● EXERCISE INSTRUCTIONS:
Collect every line in the records below that contains the word "Pixels".

● RECORDS PROVIDED:
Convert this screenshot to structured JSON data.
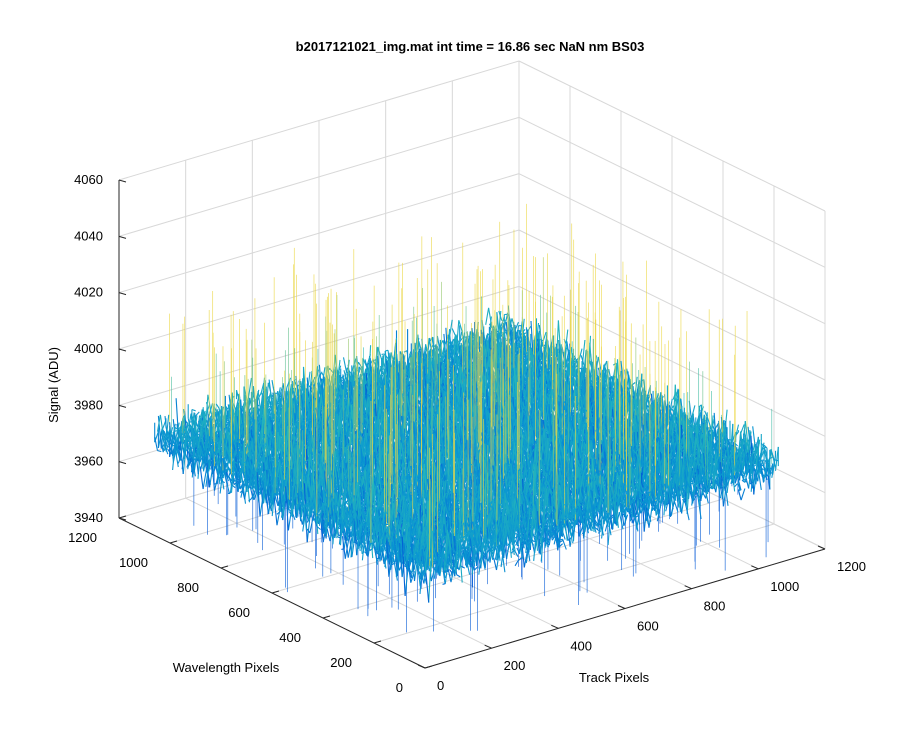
{
  "chart_data": {
    "type": "surface",
    "title": "b2017121021_img.mat int time = 16.86 sec  NaN nm BS03",
    "xlabel": "Track Pixels",
    "ylabel": "Wavelength Pixels",
    "zlabel": "Signal (ADU)",
    "xlim": [
      0,
      1200
    ],
    "ylim": [
      0,
      1200
    ],
    "zlim": [
      3940,
      4060
    ],
    "x_ticks": [
      "0",
      "200",
      "400",
      "600",
      "800",
      "1000",
      "1200"
    ],
    "y_ticks": [
      "0",
      "200",
      "400",
      "600",
      "800",
      "1000",
      "1200"
    ],
    "z_ticks": [
      "3940",
      "3960",
      "3980",
      "4000",
      "4020",
      "4040",
      "4060"
    ],
    "x_extent": [
      0,
      1060
    ],
    "y_extent": [
      0,
      1060
    ],
    "signal_mean": 3975,
    "signal_range_typical": [
      3960,
      3990
    ],
    "signal_range_spikes": [
      3940,
      4030
    ],
    "colormap": "parula",
    "grid": true
  }
}
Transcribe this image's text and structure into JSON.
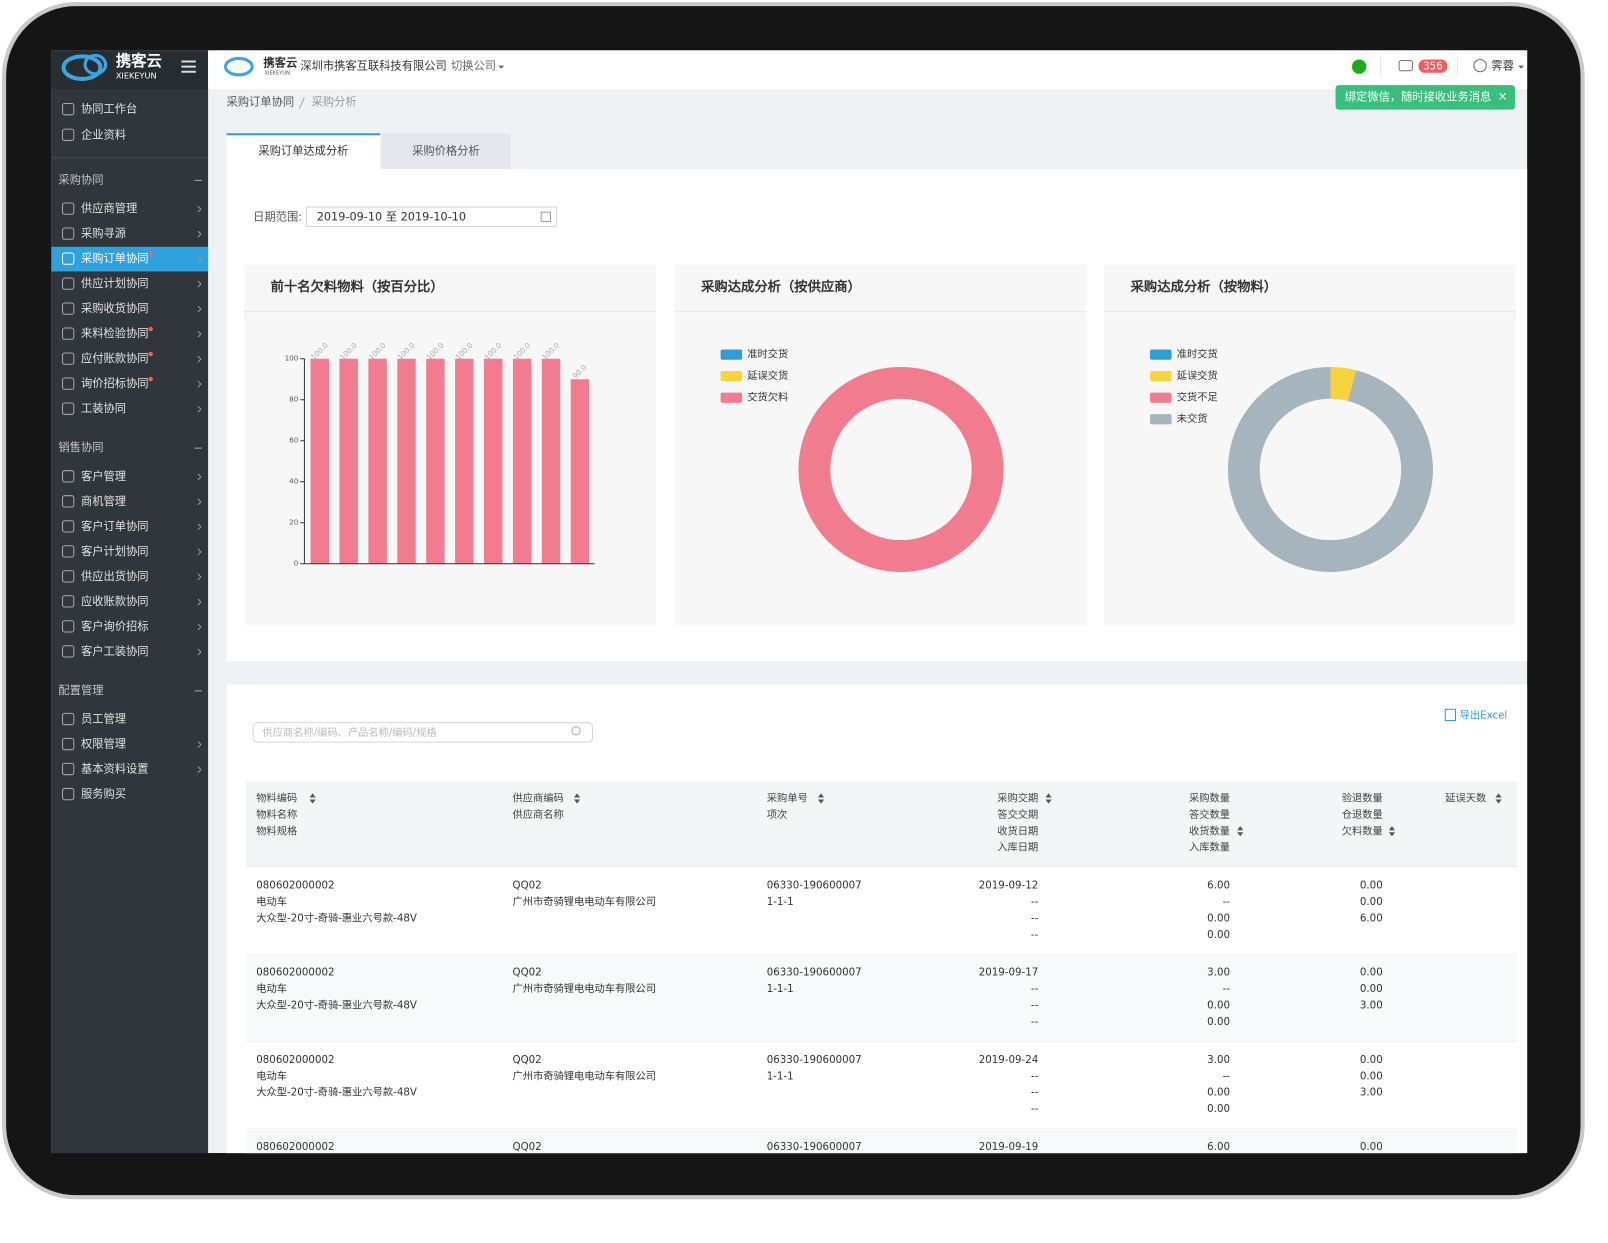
{
  "header": {
    "logo": "携客云",
    "logo_sub": "XIEKEYUN",
    "company": "深圳市携客互联科技有限公司",
    "switch": "切换公司",
    "badge": "356",
    "user": "霁蓉",
    "tooltip": "绑定微信，随时接收业务消息"
  },
  "sidebar": {
    "top": [
      "协同工作台",
      "企业资料"
    ],
    "groups": [
      {
        "title": "采购协同",
        "items": [
          "供应商管理",
          "采购寻源",
          "采购订单协同",
          "供应计划协同",
          "采购收货协同",
          "来料检验协同",
          "应付账款协同",
          "询价招标协同",
          "工装协同"
        ]
      },
      {
        "title": "销售协同",
        "items": [
          "客户管理",
          "商机管理",
          "客户订单协同",
          "客户计划协同",
          "供应出货协同",
          "应收账款协同",
          "客户询价招标",
          "客户工装协同"
        ]
      },
      {
        "title": "配置管理",
        "items": [
          "员工管理",
          "权限管理",
          "基本资料设置",
          "服务购买"
        ]
      }
    ]
  },
  "breadcrumb": [
    "采购订单协同",
    "采购分析"
  ],
  "tabs": [
    "采购订单达成分析",
    "采购价格分析"
  ],
  "filter": {
    "label": "日期范围:",
    "value": "2019-09-10 至 2019-10-10"
  },
  "chart_data": [
    {
      "type": "bar",
      "title": "前十名欠料物料（按百分比）",
      "categories": [
        null,
        null,
        null,
        null,
        null,
        null,
        null,
        null,
        null,
        null
      ],
      "values": [
        100,
        100,
        100,
        100,
        100,
        100,
        100,
        100,
        100,
        90
      ],
      "value_labels": [
        "100.0",
        "100.0",
        "100.0",
        "100.0",
        "100.0",
        "100.0",
        "100.0",
        "100.0",
        "100.0",
        "90.0"
      ],
      "color": "#f27c8f",
      "ylim": [
        0,
        100
      ],
      "yticks": [
        0,
        20,
        40,
        60,
        80,
        100
      ],
      "grid": false
    },
    {
      "type": "pie",
      "title": "采购达成分析（按供应商）",
      "categories": [
        "准时交货",
        "延误交货",
        "交货欠料"
      ],
      "values": [
        0,
        0,
        100
      ],
      "colors": [
        "#2ba0d8",
        "#f7d33c",
        "#f27c8f"
      ]
    },
    {
      "type": "pie",
      "title": "采购达成分析（按物料）",
      "categories": [
        "准时交货",
        "延误交货",
        "交货不足",
        "未交货"
      ],
      "values": [
        0,
        4,
        0,
        96
      ],
      "colors": [
        "#2ba0d8",
        "#f7d33c",
        "#f27c8f",
        "#a5b4bd"
      ]
    }
  ],
  "table": {
    "search_placeholder": "供应商名称/编码、产品名称/编码/规格",
    "export": "导出Excel",
    "headers": [
      [
        "物料编码",
        "物料名称",
        "物料规格"
      ],
      [
        "供应商编码",
        "供应商名称"
      ],
      [
        "采购单号",
        "项次"
      ],
      [
        "采购交期",
        "答交交期",
        "收货日期",
        "入库日期"
      ],
      [
        "采购数量",
        "答交数量",
        "收货数量",
        "入库数量"
      ],
      [
        "验退数量",
        "仓退数量",
        "欠料数量"
      ],
      [
        "延误天数"
      ]
    ],
    "rows": [
      [
        [
          "080602000002",
          "电动车",
          "大众型-20寸-奇骑-惠业六号款-48V"
        ],
        [
          "QQ02",
          "广州市奇骑锂电电动车有限公司"
        ],
        [
          "06330-190600007",
          "1-1-1"
        ],
        [
          "2019-09-12",
          "--",
          "--",
          "--"
        ],
        [
          "6.00",
          "--",
          "0.00",
          "0.00"
        ],
        [
          "0.00",
          "0.00",
          "6.00"
        ],
        []
      ],
      [
        [
          "080602000002",
          "电动车",
          "大众型-20寸-奇骑-惠业六号款-48V"
        ],
        [
          "QQ02",
          "广州市奇骑锂电电动车有限公司"
        ],
        [
          "06330-190600007",
          "1-1-1"
        ],
        [
          "2019-09-17",
          "--",
          "--",
          "--"
        ],
        [
          "3.00",
          "--",
          "0.00",
          "0.00"
        ],
        [
          "0.00",
          "0.00",
          "3.00"
        ],
        []
      ],
      [
        [
          "080602000002",
          "电动车",
          "大众型-20寸-奇骑-惠业六号款-48V"
        ],
        [
          "QQ02",
          "广州市奇骑锂电电动车有限公司"
        ],
        [
          "06330-190600007",
          "1-1-1"
        ],
        [
          "2019-09-24",
          "--",
          "--",
          "--"
        ],
        [
          "3.00",
          "--",
          "0.00",
          "0.00"
        ],
        [
          "0.00",
          "0.00",
          "3.00"
        ],
        []
      ],
      [
        [
          "080602000002"
        ],
        [
          "QQ02"
        ],
        [
          "06330-190600007"
        ],
        [
          "2019-09-19"
        ],
        [
          "6.00"
        ],
        [
          "0.00"
        ],
        []
      ]
    ]
  }
}
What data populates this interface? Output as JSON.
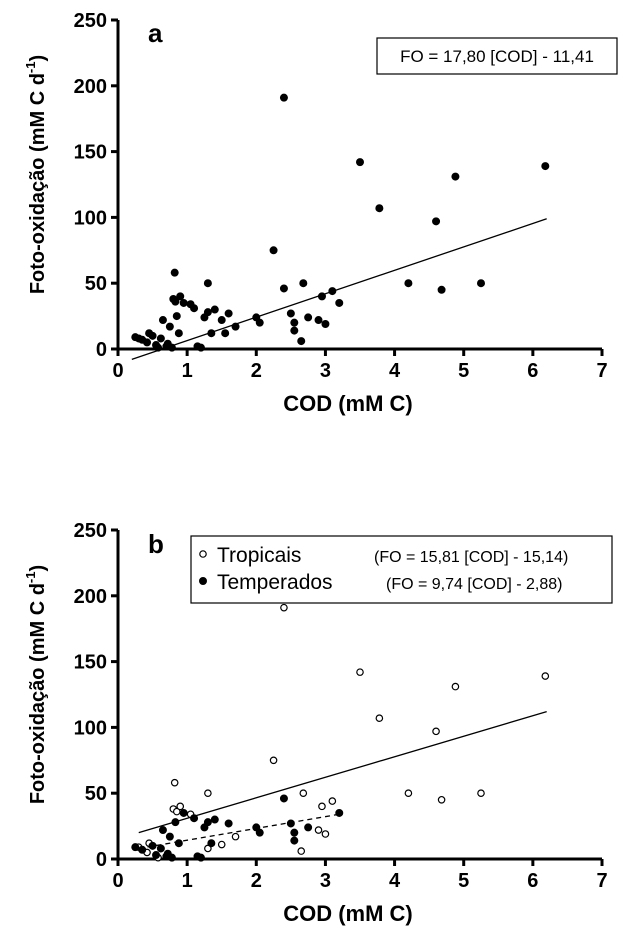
{
  "chart_data": [
    {
      "panel": "a",
      "type": "scatter",
      "xlabel": "COD (mM C)",
      "ylabel": "Foto-oxidação (mM C d",
      "ylabel_sup": "-1",
      "ylabel_close": ")",
      "xlim": [
        0,
        7
      ],
      "ylim": [
        0,
        250
      ],
      "x_ticks": [
        0,
        1,
        2,
        3,
        4,
        5,
        6,
        7
      ],
      "y_ticks": [
        0,
        50,
        100,
        150,
        200,
        250
      ],
      "equation": "FO = 17,80 [COD] - 11,41",
      "legend": "none",
      "series": [
        {
          "marker": "filled",
          "points": [
            [
              0.25,
              9
            ],
            [
              0.3,
              8
            ],
            [
              0.35,
              7
            ],
            [
              0.42,
              5
            ],
            [
              0.45,
              12
            ],
            [
              0.5,
              10
            ],
            [
              0.55,
              3
            ],
            [
              0.58,
              1
            ],
            [
              0.62,
              8
            ],
            [
              0.65,
              22
            ],
            [
              0.7,
              2
            ],
            [
              0.72,
              4
            ],
            [
              0.75,
              17
            ],
            [
              0.78,
              1
            ],
            [
              0.8,
              38
            ],
            [
              0.82,
              58
            ],
            [
              0.83,
              36
            ],
            [
              0.85,
              25
            ],
            [
              0.88,
              12
            ],
            [
              0.9,
              40
            ],
            [
              0.95,
              35
            ],
            [
              1.05,
              34
            ],
            [
              1.1,
              31
            ],
            [
              1.15,
              2
            ],
            [
              1.2,
              1
            ],
            [
              1.25,
              24
            ],
            [
              1.3,
              50
            ],
            [
              1.3,
              28
            ],
            [
              1.35,
              12
            ],
            [
              1.4,
              30
            ],
            [
              1.5,
              22
            ],
            [
              1.55,
              12
            ],
            [
              1.6,
              27
            ],
            [
              1.7,
              17
            ],
            [
              2.0,
              24
            ],
            [
              2.05,
              20
            ],
            [
              2.25,
              75
            ],
            [
              2.4,
              191
            ],
            [
              2.4,
              46
            ],
            [
              2.5,
              27
            ],
            [
              2.55,
              14
            ],
            [
              2.55,
              20
            ],
            [
              2.65,
              6
            ],
            [
              2.68,
              50
            ],
            [
              2.75,
              24
            ],
            [
              2.9,
              22
            ],
            [
              2.95,
              40
            ],
            [
              3.0,
              19
            ],
            [
              3.1,
              44
            ],
            [
              3.2,
              35
            ],
            [
              3.5,
              142
            ],
            [
              3.78,
              107
            ],
            [
              4.2,
              50
            ],
            [
              4.6,
              97
            ],
            [
              4.68,
              45
            ],
            [
              4.88,
              131
            ],
            [
              5.25,
              50
            ],
            [
              6.18,
              139
            ]
          ]
        }
      ],
      "fit_lines": [
        {
          "style": "solid",
          "x": [
            0.2,
            6.2
          ],
          "y": [
            -7.85,
            98.95
          ]
        }
      ]
    },
    {
      "panel": "b",
      "type": "scatter",
      "xlabel": "COD (mM C)",
      "ylabel": "Foto-oxidação (mM C d",
      "ylabel_sup": "-1",
      "ylabel_close": ")",
      "xlim": [
        0,
        7
      ],
      "ylim": [
        0,
        250
      ],
      "x_ticks": [
        0,
        1,
        2,
        3,
        4,
        5,
        6,
        7
      ],
      "y_ticks": [
        0,
        50,
        100,
        150,
        200,
        250
      ],
      "legend": "top-left",
      "series": [
        {
          "name": "Tropicais",
          "equation": "(FO = 15,81 [COD] - 15,14)",
          "marker": "open",
          "points": [
            [
              0.3,
              9
            ],
            [
              0.42,
              5
            ],
            [
              0.45,
              12
            ],
            [
              0.58,
              1
            ],
            [
              0.8,
              38
            ],
            [
              0.82,
              58
            ],
            [
              0.85,
              36
            ],
            [
              0.9,
              40
            ],
            [
              1.05,
              34
            ],
            [
              1.3,
              50
            ],
            [
              1.3,
              8
            ],
            [
              1.5,
              11
            ],
            [
              1.7,
              17
            ],
            [
              2.25,
              75
            ],
            [
              2.4,
              191
            ],
            [
              2.65,
              6
            ],
            [
              2.68,
              50
            ],
            [
              2.9,
              22
            ],
            [
              2.95,
              40
            ],
            [
              3.0,
              19
            ],
            [
              3.1,
              44
            ],
            [
              3.5,
              142
            ],
            [
              3.78,
              107
            ],
            [
              4.2,
              50
            ],
            [
              4.6,
              97
            ],
            [
              4.68,
              45
            ],
            [
              4.88,
              131
            ],
            [
              5.25,
              50
            ],
            [
              6.18,
              139
            ]
          ]
        },
        {
          "name": "Temperados",
          "equation": "(FO = 9,74 [COD] - 2,88)",
          "marker": "filled",
          "points": [
            [
              0.25,
              9
            ],
            [
              0.35,
              7
            ],
            [
              0.5,
              10
            ],
            [
              0.55,
              3
            ],
            [
              0.62,
              8
            ],
            [
              0.65,
              22
            ],
            [
              0.7,
              2
            ],
            [
              0.72,
              4
            ],
            [
              0.75,
              17
            ],
            [
              0.78,
              1
            ],
            [
              0.83,
              28
            ],
            [
              0.88,
              12
            ],
            [
              0.95,
              35
            ],
            [
              1.1,
              31
            ],
            [
              1.15,
              2
            ],
            [
              1.2,
              1
            ],
            [
              1.25,
              24
            ],
            [
              1.3,
              28
            ],
            [
              1.35,
              12
            ],
            [
              1.4,
              30
            ],
            [
              1.6,
              27
            ],
            [
              2.0,
              24
            ],
            [
              2.05,
              20
            ],
            [
              2.4,
              46
            ],
            [
              2.5,
              27
            ],
            [
              2.55,
              14
            ],
            [
              2.55,
              20
            ],
            [
              2.75,
              24
            ],
            [
              3.2,
              35
            ]
          ]
        }
      ],
      "fit_lines": [
        {
          "style": "solid",
          "x": [
            0.3,
            6.2
          ],
          "y": [
            20,
            112
          ]
        },
        {
          "style": "dashed",
          "x": [
            0.3,
            3.2
          ],
          "y": [
            8,
            34
          ]
        }
      ]
    }
  ]
}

● ANSWER TO THIS TASK:
    "xlabel": "Track Pixels",
    "ylabel": "Wavelength Pixels",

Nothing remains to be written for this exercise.